- DATA
[Begin]

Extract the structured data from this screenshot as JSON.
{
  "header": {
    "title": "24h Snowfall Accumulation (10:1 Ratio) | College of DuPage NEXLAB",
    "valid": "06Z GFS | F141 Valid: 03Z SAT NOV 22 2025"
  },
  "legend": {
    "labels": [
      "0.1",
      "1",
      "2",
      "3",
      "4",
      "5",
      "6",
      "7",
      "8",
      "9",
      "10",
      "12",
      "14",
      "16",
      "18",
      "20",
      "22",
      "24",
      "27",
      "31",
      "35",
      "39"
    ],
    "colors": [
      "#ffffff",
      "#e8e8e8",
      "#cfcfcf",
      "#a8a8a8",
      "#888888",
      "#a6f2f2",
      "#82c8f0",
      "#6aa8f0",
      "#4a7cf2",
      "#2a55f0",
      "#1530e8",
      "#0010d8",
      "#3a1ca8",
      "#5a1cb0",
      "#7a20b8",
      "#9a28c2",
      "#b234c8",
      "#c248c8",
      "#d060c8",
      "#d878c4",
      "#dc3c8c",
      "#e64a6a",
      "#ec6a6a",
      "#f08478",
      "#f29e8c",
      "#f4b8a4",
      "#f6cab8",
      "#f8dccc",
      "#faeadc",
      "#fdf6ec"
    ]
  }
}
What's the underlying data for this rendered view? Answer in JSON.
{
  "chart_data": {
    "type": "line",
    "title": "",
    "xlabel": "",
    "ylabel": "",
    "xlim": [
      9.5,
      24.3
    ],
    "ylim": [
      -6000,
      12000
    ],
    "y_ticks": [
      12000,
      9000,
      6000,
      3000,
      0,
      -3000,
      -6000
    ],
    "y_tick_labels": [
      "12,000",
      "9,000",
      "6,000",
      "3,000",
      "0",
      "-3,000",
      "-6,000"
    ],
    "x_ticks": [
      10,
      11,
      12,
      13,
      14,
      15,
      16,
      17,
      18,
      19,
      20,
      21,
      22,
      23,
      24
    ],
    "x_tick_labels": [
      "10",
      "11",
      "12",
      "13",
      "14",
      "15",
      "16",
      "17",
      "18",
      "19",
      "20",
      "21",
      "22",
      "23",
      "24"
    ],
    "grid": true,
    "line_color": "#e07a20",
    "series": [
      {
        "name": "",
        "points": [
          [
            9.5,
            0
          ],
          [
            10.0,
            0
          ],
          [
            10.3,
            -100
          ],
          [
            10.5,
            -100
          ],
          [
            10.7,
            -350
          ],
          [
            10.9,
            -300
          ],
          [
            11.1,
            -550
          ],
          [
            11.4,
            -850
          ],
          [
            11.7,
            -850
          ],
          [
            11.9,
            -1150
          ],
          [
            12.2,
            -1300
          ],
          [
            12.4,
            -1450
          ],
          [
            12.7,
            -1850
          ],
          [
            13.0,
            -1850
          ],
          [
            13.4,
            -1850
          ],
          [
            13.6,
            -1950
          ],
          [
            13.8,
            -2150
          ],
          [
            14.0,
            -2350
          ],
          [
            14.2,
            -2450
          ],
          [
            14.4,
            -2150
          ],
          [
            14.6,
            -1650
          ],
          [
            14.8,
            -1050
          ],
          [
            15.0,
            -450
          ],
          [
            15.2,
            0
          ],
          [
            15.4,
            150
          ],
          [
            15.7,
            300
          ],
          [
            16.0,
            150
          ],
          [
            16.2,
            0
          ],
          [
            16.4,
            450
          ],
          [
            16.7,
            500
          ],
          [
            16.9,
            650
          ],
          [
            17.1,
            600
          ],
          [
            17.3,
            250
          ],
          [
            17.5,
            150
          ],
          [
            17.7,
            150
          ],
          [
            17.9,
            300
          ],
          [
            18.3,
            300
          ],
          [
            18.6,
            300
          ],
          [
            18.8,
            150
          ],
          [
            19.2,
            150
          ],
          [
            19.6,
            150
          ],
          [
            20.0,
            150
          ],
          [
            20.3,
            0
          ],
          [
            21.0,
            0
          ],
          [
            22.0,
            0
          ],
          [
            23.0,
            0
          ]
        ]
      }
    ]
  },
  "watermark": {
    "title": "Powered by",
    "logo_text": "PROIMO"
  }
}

[End]

- SET EXERCISE
The data above must be returned in full, exactly as written.

- RESULT BELOW
Extract the structured data from this screenshot as JSON.
{
  "header": {
    "title": "24h Snowfall Accumulation (10:1 Ratio) | College of DuPage NEXLAB",
    "valid": "06Z GFS | F141 Valid: 03Z SAT NOV 22 2025"
  },
  "legend": {
    "labels": [
      "0.1",
      "1",
      "2",
      "3",
      "4",
      "5",
      "6",
      "7",
      "8",
      "9",
      "10",
      "12",
      "14",
      "16",
      "18",
      "20",
      "22",
      "24",
      "27",
      "31",
      "35",
      "39"
    ],
    "colors": [
      "#ffffff",
      "#e8e8e8",
      "#cfcfcf",
      "#a8a8a8",
      "#888888",
      "#a6f2f2",
      "#82c8f0",
      "#6aa8f0",
      "#4a7cf2",
      "#2a55f0",
      "#1530e8",
      "#0010d8",
      "#3a1ca8",
      "#5a1cb0",
      "#7a20b8",
      "#9a28c2",
      "#b234c8",
      "#c248c8",
      "#d060c8",
      "#d878c4",
      "#dc3c8c",
      "#e64a6a",
      "#ec6a6a",
      "#f08478",
      "#f29e8c",
      "#f4b8a4",
      "#f6cab8",
      "#f8dccc",
      "#faeadc",
      "#fdf6ec"
    ]
  }
}
What's the underlying data for this rendered view? Answer in JSON.
{
  "chart_data": {
    "type": "line",
    "title": "",
    "xlabel": "",
    "ylabel": "",
    "xlim": [
      9.5,
      24.3
    ],
    "ylim": [
      -6000,
      12000
    ],
    "y_ticks": [
      12000,
      9000,
      6000,
      3000,
      0,
      -3000,
      -6000
    ],
    "y_tick_labels": [
      "12,000",
      "9,000",
      "6,000",
      "3,000",
      "0",
      "-3,000",
      "-6,000"
    ],
    "x_ticks": [
      10,
      11,
      12,
      13,
      14,
      15,
      16,
      17,
      18,
      19,
      20,
      21,
      22,
      23,
      24
    ],
    "x_tick_labels": [
      "10",
      "11",
      "12",
      "13",
      "14",
      "15",
      "16",
      "17",
      "18",
      "19",
      "20",
      "21",
      "22",
      "23",
      "24"
    ],
    "grid": true,
    "line_color": "#e07a20",
    "series": [
      {
        "name": "",
        "points": [
          [
            9.5,
            0
          ],
          [
            10.0,
            0
          ],
          [
            10.3,
            -100
          ],
          [
            10.5,
            -100
          ],
          [
            10.7,
            -350
          ],
          [
            10.9,
            -300
          ],
          [
            11.1,
            -550
          ],
          [
            11.4,
            -850
          ],
          [
            11.7,
            -850
          ],
          [
            11.9,
            -1150
          ],
          [
            12.2,
            -1300
          ],
          [
            12.4,
            -1450
          ],
          [
            12.7,
            -1850
          ],
          [
            13.0,
            -1850
          ],
          [
            13.4,
            -1850
          ],
          [
            13.6,
            -1950
          ],
          [
            13.8,
            -2150
          ],
          [
            14.0,
            -2350
          ],
          [
            14.2,
            -2450
          ],
          [
            14.4,
            -2150
          ],
          [
            14.6,
            -1650
          ],
          [
            14.8,
            -1050
          ],
          [
            15.0,
            -450
          ],
          [
            15.2,
            0
          ],
          [
            15.4,
            150
          ],
          [
            15.7,
            300
          ],
          [
            16.0,
            150
          ],
          [
            16.2,
            0
          ],
          [
            16.4,
            450
          ],
          [
            16.7,
            500
          ],
          [
            16.9,
            650
          ],
          [
            17.1,
            600
          ],
          [
            17.3,
            250
          ],
          [
            17.5,
            150
          ],
          [
            17.7,
            150
          ],
          [
            17.9,
            300
          ],
          [
            18.3,
            300
          ],
          [
            18.6,
            300
          ],
          [
            18.8,
            150
          ],
          [
            19.2,
            150
          ],
          [
            19.6,
            150
          ],
          [
            20.0,
            150
          ],
          [
            20.3,
            0
          ],
          [
            21.0,
            0
          ],
          [
            22.0,
            0
          ],
          [
            23.0,
            0
          ]
        ]
      }
    ]
  },
  "watermark": {
    "title": "Powered by",
    "logo_text": "PROIMO"
  }
}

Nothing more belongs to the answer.